*Source records*:

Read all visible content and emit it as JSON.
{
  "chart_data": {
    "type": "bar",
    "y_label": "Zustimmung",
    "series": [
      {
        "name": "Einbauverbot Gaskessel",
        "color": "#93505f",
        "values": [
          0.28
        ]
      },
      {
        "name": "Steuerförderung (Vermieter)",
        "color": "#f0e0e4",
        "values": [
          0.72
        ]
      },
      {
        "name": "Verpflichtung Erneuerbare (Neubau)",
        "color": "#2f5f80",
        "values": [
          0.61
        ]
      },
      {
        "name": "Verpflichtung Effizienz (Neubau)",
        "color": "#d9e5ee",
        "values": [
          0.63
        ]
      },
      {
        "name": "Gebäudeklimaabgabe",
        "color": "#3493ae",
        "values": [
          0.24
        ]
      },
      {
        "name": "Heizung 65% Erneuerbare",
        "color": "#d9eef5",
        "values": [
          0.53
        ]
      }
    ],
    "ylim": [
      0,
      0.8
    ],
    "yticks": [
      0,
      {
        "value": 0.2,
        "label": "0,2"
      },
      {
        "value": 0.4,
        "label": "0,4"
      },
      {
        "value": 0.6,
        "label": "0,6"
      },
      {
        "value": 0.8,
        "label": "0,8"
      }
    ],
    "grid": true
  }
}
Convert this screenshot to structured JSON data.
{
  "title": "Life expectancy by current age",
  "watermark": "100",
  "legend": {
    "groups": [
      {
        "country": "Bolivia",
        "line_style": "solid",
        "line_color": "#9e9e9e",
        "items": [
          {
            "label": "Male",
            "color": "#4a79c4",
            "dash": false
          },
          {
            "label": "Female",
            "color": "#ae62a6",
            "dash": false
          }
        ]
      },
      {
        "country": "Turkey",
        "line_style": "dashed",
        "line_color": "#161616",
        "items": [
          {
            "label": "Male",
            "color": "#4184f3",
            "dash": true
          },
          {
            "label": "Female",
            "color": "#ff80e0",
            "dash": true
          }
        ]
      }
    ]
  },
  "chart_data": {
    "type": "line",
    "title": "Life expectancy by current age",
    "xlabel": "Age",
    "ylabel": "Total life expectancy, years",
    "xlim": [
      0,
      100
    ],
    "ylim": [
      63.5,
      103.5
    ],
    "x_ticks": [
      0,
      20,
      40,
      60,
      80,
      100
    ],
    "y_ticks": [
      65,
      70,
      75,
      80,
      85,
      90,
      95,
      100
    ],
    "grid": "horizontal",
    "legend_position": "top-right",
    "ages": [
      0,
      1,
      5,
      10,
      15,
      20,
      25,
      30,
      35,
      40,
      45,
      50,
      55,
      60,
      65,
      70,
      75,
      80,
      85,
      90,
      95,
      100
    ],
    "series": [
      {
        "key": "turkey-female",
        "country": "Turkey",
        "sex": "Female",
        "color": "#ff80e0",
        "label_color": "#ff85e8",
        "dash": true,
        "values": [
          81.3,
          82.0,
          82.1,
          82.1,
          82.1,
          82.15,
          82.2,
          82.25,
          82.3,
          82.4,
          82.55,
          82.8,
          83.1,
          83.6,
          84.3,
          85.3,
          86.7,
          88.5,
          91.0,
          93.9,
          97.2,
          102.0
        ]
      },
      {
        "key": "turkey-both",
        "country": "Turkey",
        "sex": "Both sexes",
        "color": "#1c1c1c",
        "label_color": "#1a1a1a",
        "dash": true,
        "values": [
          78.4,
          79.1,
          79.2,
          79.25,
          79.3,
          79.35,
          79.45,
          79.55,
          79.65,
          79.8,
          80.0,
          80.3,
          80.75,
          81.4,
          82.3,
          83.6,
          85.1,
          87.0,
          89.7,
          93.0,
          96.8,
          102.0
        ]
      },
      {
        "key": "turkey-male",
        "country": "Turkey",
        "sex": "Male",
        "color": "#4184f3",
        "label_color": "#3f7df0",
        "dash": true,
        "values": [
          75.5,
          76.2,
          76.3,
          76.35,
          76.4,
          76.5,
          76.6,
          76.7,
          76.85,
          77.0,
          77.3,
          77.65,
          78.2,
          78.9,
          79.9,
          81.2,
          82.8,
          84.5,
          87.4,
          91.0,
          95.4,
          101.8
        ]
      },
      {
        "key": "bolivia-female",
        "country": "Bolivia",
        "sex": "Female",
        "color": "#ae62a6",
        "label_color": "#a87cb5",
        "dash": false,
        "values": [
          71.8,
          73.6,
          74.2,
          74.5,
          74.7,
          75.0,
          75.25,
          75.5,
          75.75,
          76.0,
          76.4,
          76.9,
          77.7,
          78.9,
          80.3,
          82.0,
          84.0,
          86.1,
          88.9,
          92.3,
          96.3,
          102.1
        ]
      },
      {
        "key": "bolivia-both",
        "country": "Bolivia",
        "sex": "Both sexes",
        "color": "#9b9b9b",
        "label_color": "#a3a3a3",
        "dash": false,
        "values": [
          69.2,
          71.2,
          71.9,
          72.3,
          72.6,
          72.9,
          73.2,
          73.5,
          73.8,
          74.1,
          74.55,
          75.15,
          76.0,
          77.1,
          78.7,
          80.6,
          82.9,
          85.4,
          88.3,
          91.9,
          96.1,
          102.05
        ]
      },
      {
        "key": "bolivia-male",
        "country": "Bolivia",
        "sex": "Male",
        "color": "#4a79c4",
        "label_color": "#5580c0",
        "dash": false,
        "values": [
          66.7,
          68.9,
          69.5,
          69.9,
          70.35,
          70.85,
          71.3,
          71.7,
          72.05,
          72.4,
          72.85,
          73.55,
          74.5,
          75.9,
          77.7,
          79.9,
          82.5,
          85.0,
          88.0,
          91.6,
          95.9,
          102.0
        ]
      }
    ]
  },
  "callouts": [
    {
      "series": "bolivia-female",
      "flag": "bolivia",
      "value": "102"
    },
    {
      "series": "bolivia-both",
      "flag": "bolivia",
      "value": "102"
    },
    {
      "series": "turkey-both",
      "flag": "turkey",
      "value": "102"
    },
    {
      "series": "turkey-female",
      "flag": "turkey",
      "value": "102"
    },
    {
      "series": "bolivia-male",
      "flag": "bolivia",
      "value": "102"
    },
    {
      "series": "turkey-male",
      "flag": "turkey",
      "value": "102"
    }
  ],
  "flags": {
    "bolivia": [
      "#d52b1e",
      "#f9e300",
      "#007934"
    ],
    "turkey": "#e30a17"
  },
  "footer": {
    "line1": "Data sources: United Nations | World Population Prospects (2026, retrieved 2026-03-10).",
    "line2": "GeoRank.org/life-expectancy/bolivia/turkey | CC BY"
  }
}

*What needs to be done*:
Return all of the entries exactly as they were supplied.

*Written response*:
Read all visible content and emit it as JSON.
{
  "chart_data": {
    "type": "bar",
    "y_label": "Zustimmung",
    "series": [
      {
        "name": "Einbauverbot Gaskessel",
        "color": "#93505f",
        "values": [
          0.28
        ]
      },
      {
        "name": "Steuerförderung (Vermieter)",
        "color": "#f0e0e4",
        "values": [
          0.72
        ]
      },
      {
        "name": "Verpflichtung Erneuerbare (Neubau)",
        "color": "#2f5f80",
        "values": [
          0.61
        ]
      },
      {
        "name": "Verpflichtung Effizienz (Neubau)",
        "color": "#d9e5ee",
        "values": [
          0.63
        ]
      },
      {
        "name": "Gebäudeklimaabgabe",
        "color": "#3493ae",
        "values": [
          0.24
        ]
      },
      {
        "name": "Heizung 65% Erneuerbare",
        "color": "#d9eef5",
        "values": [
          0.53
        ]
      }
    ],
    "ylim": [
      0,
      0.8
    ],
    "yticks": [
      0,
      {
        "value": 0.2,
        "label": "0,2"
      },
      {
        "value": 0.4,
        "label": "0,4"
      },
      {
        "value": 0.6,
        "label": "0,6"
      },
      {
        "value": 0.8,
        "label": "0,8"
      }
    ],
    "grid": true
  }
}
Convert this screenshot to structured JSON data.
{
  "title": "Life expectancy by current age",
  "watermark": "100",
  "legend": {
    "groups": [
      {
        "country": "Bolivia",
        "line_style": "solid",
        "line_color": "#9e9e9e",
        "items": [
          {
            "label": "Male",
            "color": "#4a79c4",
            "dash": false
          },
          {
            "label": "Female",
            "color": "#ae62a6",
            "dash": false
          }
        ]
      },
      {
        "country": "Turkey",
        "line_style": "dashed",
        "line_color": "#161616",
        "items": [
          {
            "label": "Male",
            "color": "#4184f3",
            "dash": true
          },
          {
            "label": "Female",
            "color": "#ff80e0",
            "dash": true
          }
        ]
      }
    ]
  },
  "chart_data": {
    "type": "line",
    "title": "Life expectancy by current age",
    "xlabel": "Age",
    "ylabel": "Total life expectancy, years",
    "xlim": [
      0,
      100
    ],
    "ylim": [
      63.5,
      103.5
    ],
    "x_ticks": [
      0,
      20,
      40,
      60,
      80,
      100
    ],
    "y_ticks": [
      65,
      70,
      75,
      80,
      85,
      90,
      95,
      100
    ],
    "grid": "horizontal",
    "legend_position": "top-right",
    "ages": [
      0,
      1,
      5,
      10,
      15,
      20,
      25,
      30,
      35,
      40,
      45,
      50,
      55,
      60,
      65,
      70,
      75,
      80,
      85,
      90,
      95,
      100
    ],
    "series": [
      {
        "key": "turkey-female",
        "country": "Turkey",
        "sex": "Female",
        "color": "#ff80e0",
        "label_color": "#ff85e8",
        "dash": true,
        "values": [
          81.3,
          82.0,
          82.1,
          82.1,
          82.1,
          82.15,
          82.2,
          82.25,
          82.3,
          82.4,
          82.55,
          82.8,
          83.1,
          83.6,
          84.3,
          85.3,
          86.7,
          88.5,
          91.0,
          93.9,
          97.2,
          102.0
        ]
      },
      {
        "key": "turkey-both",
        "country": "Turkey",
        "sex": "Both sexes",
        "color": "#1c1c1c",
        "label_color": "#1a1a1a",
        "dash": true,
        "values": [
          78.4,
          79.1,
          79.2,
          79.25,
          79.3,
          79.35,
          79.45,
          79.55,
          79.65,
          79.8,
          80.0,
          80.3,
          80.75,
          81.4,
          82.3,
          83.6,
          85.1,
          87.0,
          89.7,
          93.0,
          96.8,
          102.0
        ]
      },
      {
        "key": "turkey-male",
        "country": "Turkey",
        "sex": "Male",
        "color": "#4184f3",
        "label_color": "#3f7df0",
        "dash": true,
        "values": [
          75.5,
          76.2,
          76.3,
          76.35,
          76.4,
          76.5,
          76.6,
          76.7,
          76.85,
          77.0,
          77.3,
          77.65,
          78.2,
          78.9,
          79.9,
          81.2,
          82.8,
          84.5,
          87.4,
          91.0,
          95.4,
          101.8
        ]
      },
      {
        "key": "bolivia-female",
        "country": "Bolivia",
        "sex": "Female",
        "color": "#ae62a6",
        "label_color": "#a87cb5",
        "dash": false,
        "values": [
          71.8,
          73.6,
          74.2,
          74.5,
          74.7,
          75.0,
          75.25,
          75.5,
          75.75,
          76.0,
          76.4,
          76.9,
          77.7,
          78.9,
          80.3,
          82.0,
          84.0,
          86.1,
          88.9,
          92.3,
          96.3,
          102.1
        ]
      },
      {
        "key": "bolivia-both",
        "country": "Bolivia",
        "sex": "Both sexes",
        "color": "#9b9b9b",
        "label_color": "#a3a3a3",
        "dash": false,
        "values": [
          69.2,
          71.2,
          71.9,
          72.3,
          72.6,
          72.9,
          73.2,
          73.5,
          73.8,
          74.1,
          74.55,
          75.15,
          76.0,
          77.1,
          78.7,
          80.6,
          82.9,
          85.4,
          88.3,
          91.9,
          96.1,
          102.05
        ]
      },
      {
        "key": "bolivia-male",
        "country": "Bolivia",
        "sex": "Male",
        "color": "#4a79c4",
        "label_color": "#5580c0",
        "dash": false,
        "values": [
          66.7,
          68.9,
          69.5,
          69.9,
          70.35,
          70.85,
          71.3,
          71.7,
          72.05,
          72.4,
          72.85,
          73.55,
          74.5,
          75.9,
          77.7,
          79.9,
          82.5,
          85.0,
          88.0,
          91.6,
          95.9,
          102.0
        ]
      }
    ]
  },
  "callouts": [
    {
      "series": "bolivia-female",
      "flag": "bolivia",
      "value": "102"
    },
    {
      "series": "bolivia-both",
      "flag": "bolivia",
      "value": "102"
    },
    {
      "series": "turkey-both",
      "flag": "turkey",
      "value": "102"
    },
    {
      "series": "turkey-female",
      "flag": "turkey",
      "value": "102"
    },
    {
      "series": "bolivia-male",
      "flag": "bolivia",
      "value": "102"
    },
    {
      "series": "turkey-male",
      "flag": "turkey",
      "value": "102"
    }
  ],
  "flags": {
    "bolivia": [
      "#d52b1e",
      "#f9e300",
      "#007934"
    ],
    "turkey": "#e30a17"
  },
  "footer": {
    "line1": "Data sources: United Nations | World Population Prospects (2026, retrieved 2026-03-10).",
    "line2": "GeoRank.org/life-expectancy/bolivia/turkey | CC BY"
  }
}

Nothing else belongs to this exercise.